Material to process >>
>> Start
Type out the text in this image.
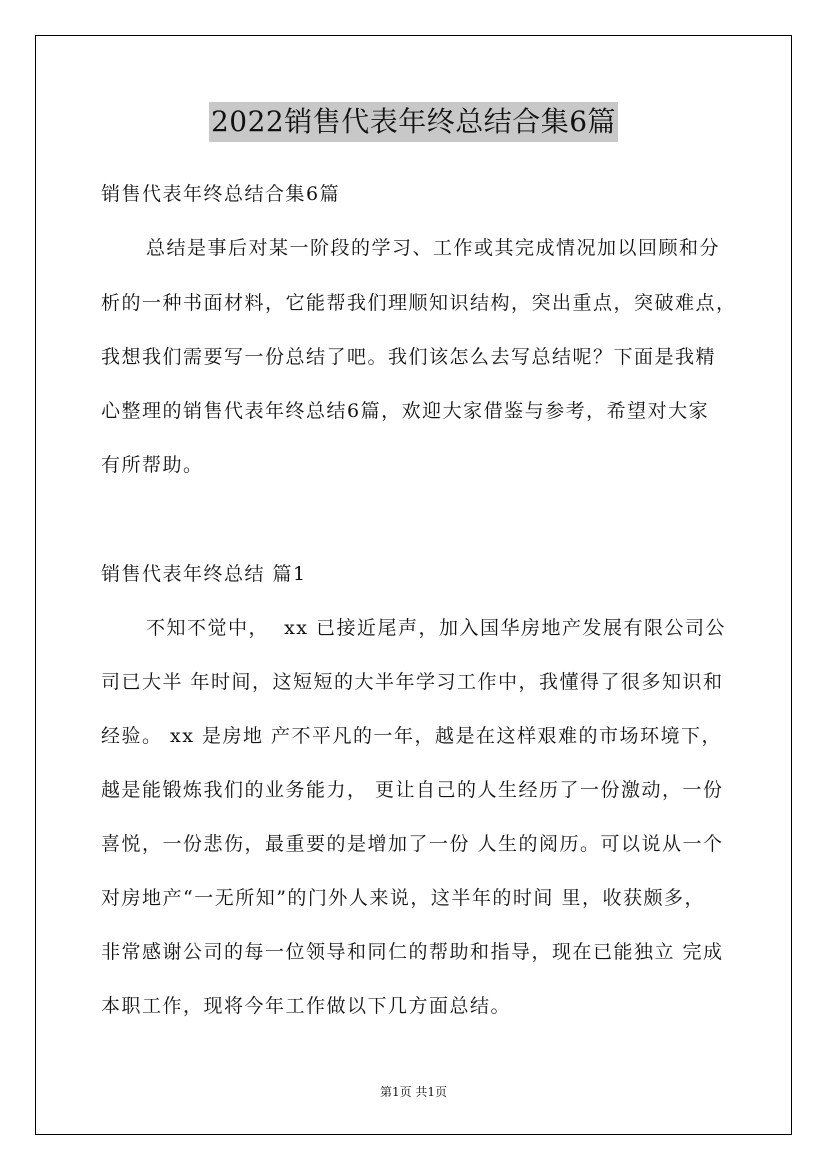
2022销售代表年终总结合集6篇
销售代表年终总结合集6篇
总结是事后对某一阶段的学习、工作或其完成情况加以回顾和分
析的一种书面材料，它能帮我们理顺知识结构，突出重点，突破难点，
我想我们需要写一份总结了吧。我们该怎么去写总结呢？下面是我精
心整理的销售代表年终总结6篇，欢迎大家借鉴与参考，希望对大家
有所帮助。
销售代表年终总结 篇1
不知不觉中，  xx 已接近尾声，加入国华房地产发展有限公司公
司已大半 年时间，这短短的大半年学习工作中，我懂得了很多知识和
经验。 xx 是房地 产不平凡的一年，越是在这样艰难的市场环境下，
越是能锻炼我们的业务能力， 更让自己的人生经历了一份激动，一份
喜悦，一份悲伤，最重要的是增加了一份 人生的阅历。可以说从一个
对房地产“一无所知”的门外人来说，这半年的时间 里，收获颇多，
非常感谢公司的每一位领导和同仁的帮助和指导，现在已能独立 完成
本职工作，现将今年工作做以下几方面总结。
第1页 共1页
>> End
Task goal >> Omit the pictures. Output every record above word for word.

Solution to this task >>
Type out the text in this image.
2022销售代表年终总结合集6篇
销售代表年终总结合集6篇
总结是事后对某一阶段的学习、工作或其完成情况加以回顾和分
析的一种书面材料，它能帮我们理顺知识结构，突出重点，突破难点，
我想我们需要写一份总结了吧。我们该怎么去写总结呢？下面是我精
心整理的销售代表年终总结6篇，欢迎大家借鉴与参考，希望对大家
有所帮助。
销售代表年终总结 篇1
不知不觉中，  xx 已接近尾声，加入国华房地产发展有限公司公
司已大半 年时间，这短短的大半年学习工作中，我懂得了很多知识和
经验。 xx 是房地 产不平凡的一年，越是在这样艰难的市场环境下，
越是能锻炼我们的业务能力， 更让自己的人生经历了一份激动，一份
喜悦，一份悲伤，最重要的是增加了一份 人生的阅历。可以说从一个
对房地产“一无所知”的门外人来说，这半年的时间 里，收获颇多，
非常感谢公司的每一位领导和同仁的帮助和指导，现在已能独立 完成
本职工作，现将今年工作做以下几方面总结。
第1页 共1页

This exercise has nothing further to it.